**Figure contents as structured data**
┄┄┄┄┄┄┄┄┄┄

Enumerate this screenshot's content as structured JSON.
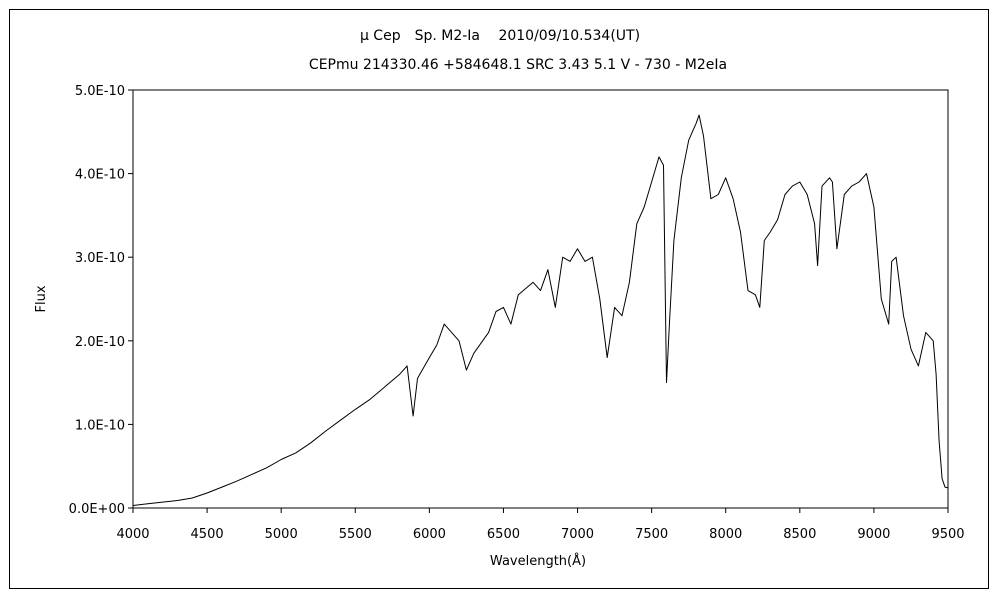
{
  "chart_data": {
    "type": "line",
    "title": "μ Cep　Sp. M2-Ia　 2010/09/10.534(UT)",
    "subtitle": "CEPmu 214330.46 +584648.1 SRC 3.43 5.1 V - 730 - M2eIa",
    "xlabel": "Wavelength(Å)",
    "ylabel": "Flux",
    "xlim": [
      4000,
      9500
    ],
    "ylim": [
      0,
      5e-10
    ],
    "x_ticks": [
      4000,
      4500,
      5000,
      5500,
      6000,
      6500,
      7000,
      7500,
      8000,
      8500,
      9000,
      9500
    ],
    "y_ticks": [
      {
        "value": 0,
        "label": "0.0E+00"
      },
      {
        "value": 1e-10,
        "label": "1.0E-10"
      },
      {
        "value": 2e-10,
        "label": "2.0E-10"
      },
      {
        "value": 3e-10,
        "label": "3.0E-10"
      },
      {
        "value": 4e-10,
        "label": "4.0E-10"
      },
      {
        "value": 5e-10,
        "label": "5.0E-10"
      }
    ],
    "grid": false,
    "series": [
      {
        "color": "#000000",
        "x": [
          4000,
          4100,
          4200,
          4300,
          4400,
          4500,
          4600,
          4700,
          4800,
          4900,
          5000,
          5100,
          5200,
          5300,
          5400,
          5500,
          5600,
          5700,
          5800,
          5850,
          5890,
          5920,
          6000,
          6050,
          6100,
          6200,
          6250,
          6300,
          6400,
          6450,
          6500,
          6550,
          6600,
          6700,
          6750,
          6800,
          6850,
          6900,
          6950,
          7000,
          7050,
          7100,
          7150,
          7200,
          7250,
          7300,
          7350,
          7400,
          7450,
          7500,
          7550,
          7580,
          7600,
          7620,
          7650,
          7700,
          7750,
          7800,
          7820,
          7850,
          7900,
          7950,
          8000,
          8050,
          8100,
          8150,
          8200,
          8230,
          8260,
          8300,
          8350,
          8400,
          8450,
          8500,
          8550,
          8600,
          8620,
          8650,
          8700,
          8720,
          8750,
          8800,
          8850,
          8900,
          8950,
          9000,
          9050,
          9100,
          9120,
          9150,
          9200,
          9250,
          9300,
          9350,
          9400,
          9420,
          9440,
          9460,
          9480,
          9500
        ],
        "values": [
          3e-12,
          5e-12,
          7e-12,
          9e-12,
          1.2e-11,
          1.8e-11,
          2.5e-11,
          3.2e-11,
          4e-11,
          4.8e-11,
          5.8e-11,
          6.6e-11,
          7.8e-11,
          9.2e-11,
          1.05e-10,
          1.18e-10,
          1.3e-10,
          1.45e-10,
          1.6e-10,
          1.7e-10,
          1.1e-10,
          1.55e-10,
          1.8e-10,
          1.95e-10,
          2.2e-10,
          2e-10,
          1.65e-10,
          1.85e-10,
          2.1e-10,
          2.35e-10,
          2.4e-10,
          2.2e-10,
          2.55e-10,
          2.7e-10,
          2.6e-10,
          2.85e-10,
          2.4e-10,
          3e-10,
          2.95e-10,
          3.1e-10,
          2.95e-10,
          3e-10,
          2.5e-10,
          1.8e-10,
          2.4e-10,
          2.3e-10,
          2.7e-10,
          3.4e-10,
          3.6e-10,
          3.9e-10,
          4.2e-10,
          4.1e-10,
          1.5e-10,
          2.2e-10,
          3.2e-10,
          3.95e-10,
          4.4e-10,
          4.6e-10,
          4.7e-10,
          4.45e-10,
          3.7e-10,
          3.75e-10,
          3.95e-10,
          3.7e-10,
          3.3e-10,
          2.6e-10,
          2.55e-10,
          2.4e-10,
          3.2e-10,
          3.3e-10,
          3.45e-10,
          3.75e-10,
          3.85e-10,
          3.9e-10,
          3.75e-10,
          3.4e-10,
          2.9e-10,
          3.85e-10,
          3.95e-10,
          3.9e-10,
          3.1e-10,
          3.75e-10,
          3.85e-10,
          3.9e-10,
          4e-10,
          3.6e-10,
          2.5e-10,
          2.2e-10,
          2.95e-10,
          3e-10,
          2.3e-10,
          1.9e-10,
          1.7e-10,
          2.1e-10,
          2e-10,
          1.6e-10,
          8e-11,
          3.5e-11,
          2.5e-11,
          2.4e-11
        ]
      }
    ]
  }
}
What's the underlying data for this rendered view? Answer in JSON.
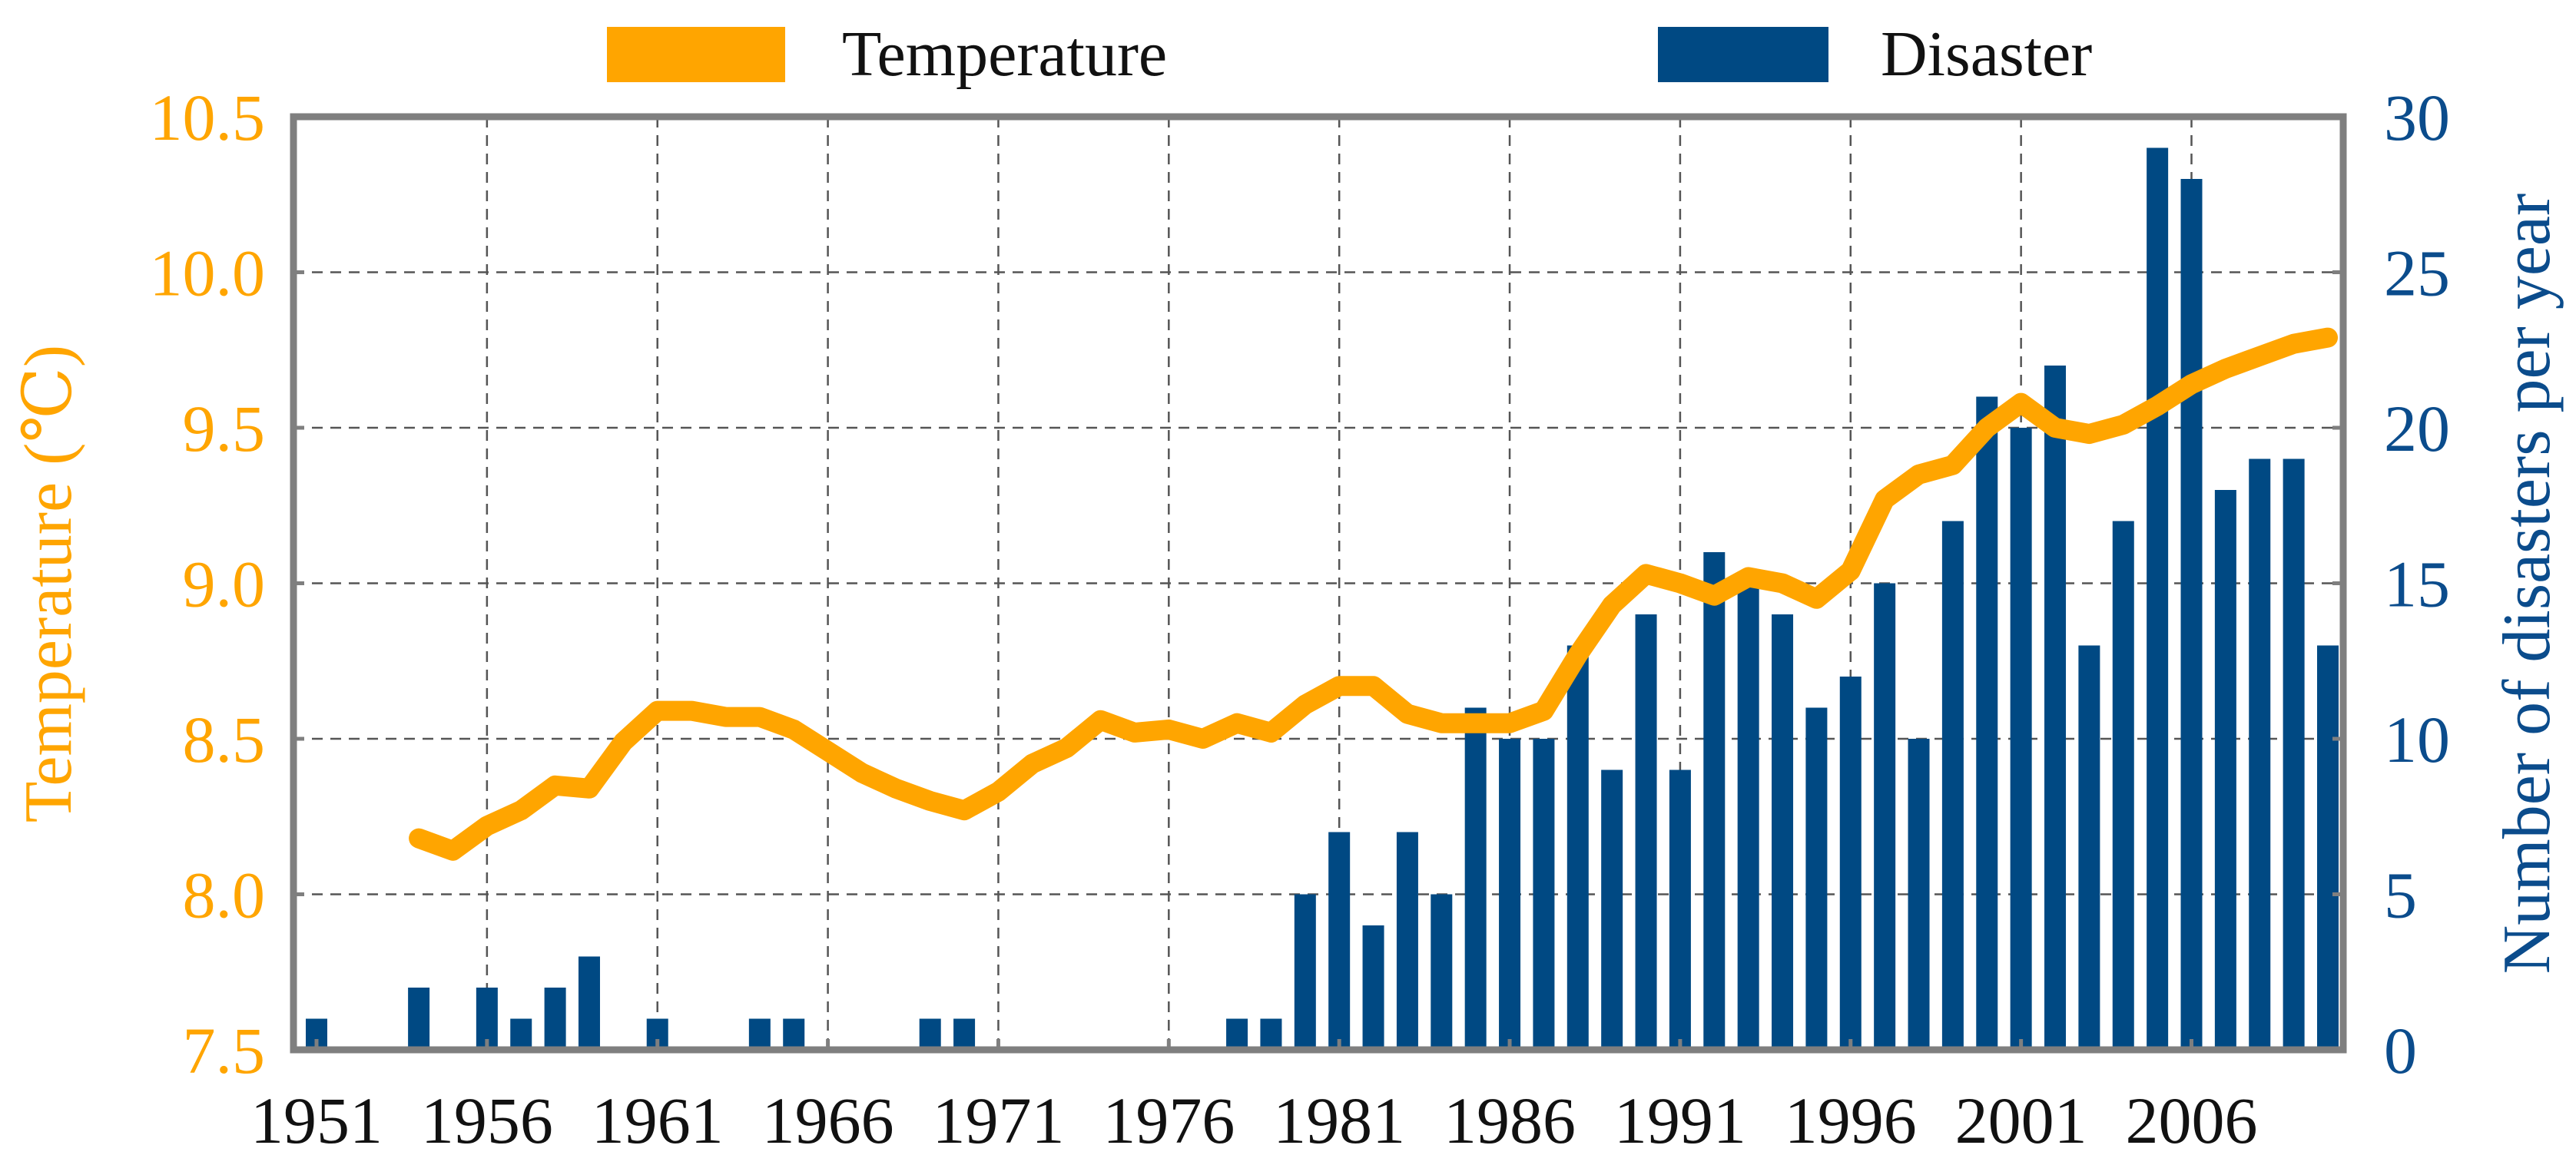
{
  "chart_data": {
    "type": "bar+line",
    "title": "",
    "xlabel": "",
    "ylabel_left": "Temperature (℃)",
    "ylabel_right": "Number of disasters  per year",
    "x_tick_labels": [
      "1951",
      "1956",
      "1961",
      "1966",
      "1971",
      "1976",
      "1981",
      "1986",
      "1991",
      "1996",
      "2001",
      "2006"
    ],
    "ylim_left": [
      7.5,
      10.5
    ],
    "yticks_left": [
      "7.5",
      "8.0",
      "8.5",
      "9.0",
      "9.5",
      "10.0",
      "10.5"
    ],
    "ylim_right": [
      0,
      30
    ],
    "yticks_right": [
      "0",
      "5",
      "10",
      "15",
      "20",
      "25",
      "30"
    ],
    "legend": {
      "placement": "top",
      "temperature_label": "Temperature",
      "disaster_label": "Disaster"
    },
    "colors": {
      "temperature": "#FFA500",
      "disaster": "#004983",
      "axis": "#7f7f7f",
      "grid": "#555555",
      "left_ticks": "#FFA500",
      "right_ticks": "#0B4C8C"
    },
    "x_years": [
      1951,
      1952,
      1953,
      1954,
      1955,
      1956,
      1957,
      1958,
      1959,
      1960,
      1961,
      1962,
      1963,
      1964,
      1965,
      1966,
      1967,
      1968,
      1969,
      1970,
      1971,
      1972,
      1973,
      1974,
      1975,
      1976,
      1977,
      1978,
      1979,
      1980,
      1981,
      1982,
      1983,
      1984,
      1985,
      1986,
      1987,
      1988,
      1989,
      1990,
      1991,
      1992,
      1993,
      1994,
      1995,
      1996,
      1997,
      1998,
      1999,
      2000,
      2001,
      2002,
      2003,
      2004,
      2005,
      2006,
      2007,
      2008,
      2009,
      2010
    ],
    "series": [
      {
        "name": "Disaster",
        "type": "bar",
        "axis": "right",
        "values": [
          1,
          0,
          0,
          2,
          0,
          2,
          1,
          2,
          3,
          0,
          1,
          0,
          0,
          1,
          1,
          0,
          0,
          0,
          1,
          1,
          0,
          0,
          0,
          0,
          0,
          0,
          0,
          1,
          1,
          5,
          7,
          4,
          7,
          5,
          11,
          10,
          10,
          13,
          9,
          14,
          9,
          16,
          15,
          14,
          11,
          12,
          15,
          10,
          17,
          21,
          20,
          22,
          13,
          17,
          29,
          28,
          18,
          19,
          19,
          13
        ]
      },
      {
        "name": "Temperature",
        "type": "line",
        "axis": "left",
        "years": [
          1954,
          1955,
          1956,
          1957,
          1958,
          1959,
          1960,
          1961,
          1962,
          1963,
          1964,
          1965,
          1966,
          1967,
          1968,
          1969,
          1970,
          1971,
          1972,
          1973,
          1974,
          1975,
          1976,
          1977,
          1978,
          1979,
          1980,
          1981,
          1982,
          1983,
          1984,
          1985,
          1986,
          1987,
          1988,
          1989,
          1990,
          1991,
          1992,
          1993,
          1994,
          1995,
          1996,
          1997,
          1998,
          1999,
          2000,
          2001,
          2002,
          2003,
          2004,
          2005,
          2006,
          2007,
          2008,
          2009,
          2010
        ],
        "values": [
          8.18,
          8.14,
          8.22,
          8.27,
          8.35,
          8.34,
          8.49,
          8.59,
          8.59,
          8.57,
          8.57,
          8.53,
          8.46,
          8.39,
          8.34,
          8.3,
          8.27,
          8.33,
          8.42,
          8.47,
          8.56,
          8.52,
          8.53,
          8.5,
          8.55,
          8.52,
          8.61,
          8.67,
          8.67,
          8.58,
          8.55,
          8.55,
          8.55,
          8.59,
          8.77,
          8.93,
          9.03,
          9.0,
          8.96,
          9.02,
          9.0,
          8.95,
          9.04,
          9.27,
          9.35,
          9.38,
          9.5,
          9.58,
          9.5,
          9.48,
          9.51,
          9.57,
          9.64,
          9.69,
          9.73,
          9.77,
          9.79
        ]
      }
    ]
  }
}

┄┄┄┄┄┄┄┄┄┄

**WHAT YOU NEED TO DO**
In the records above, locate the lines holding the word "type". Copy each of them.

**THE OUTPUT**
    "type": "line",
    "type": "bar+line",
        "type": "bar",
        "type": "line",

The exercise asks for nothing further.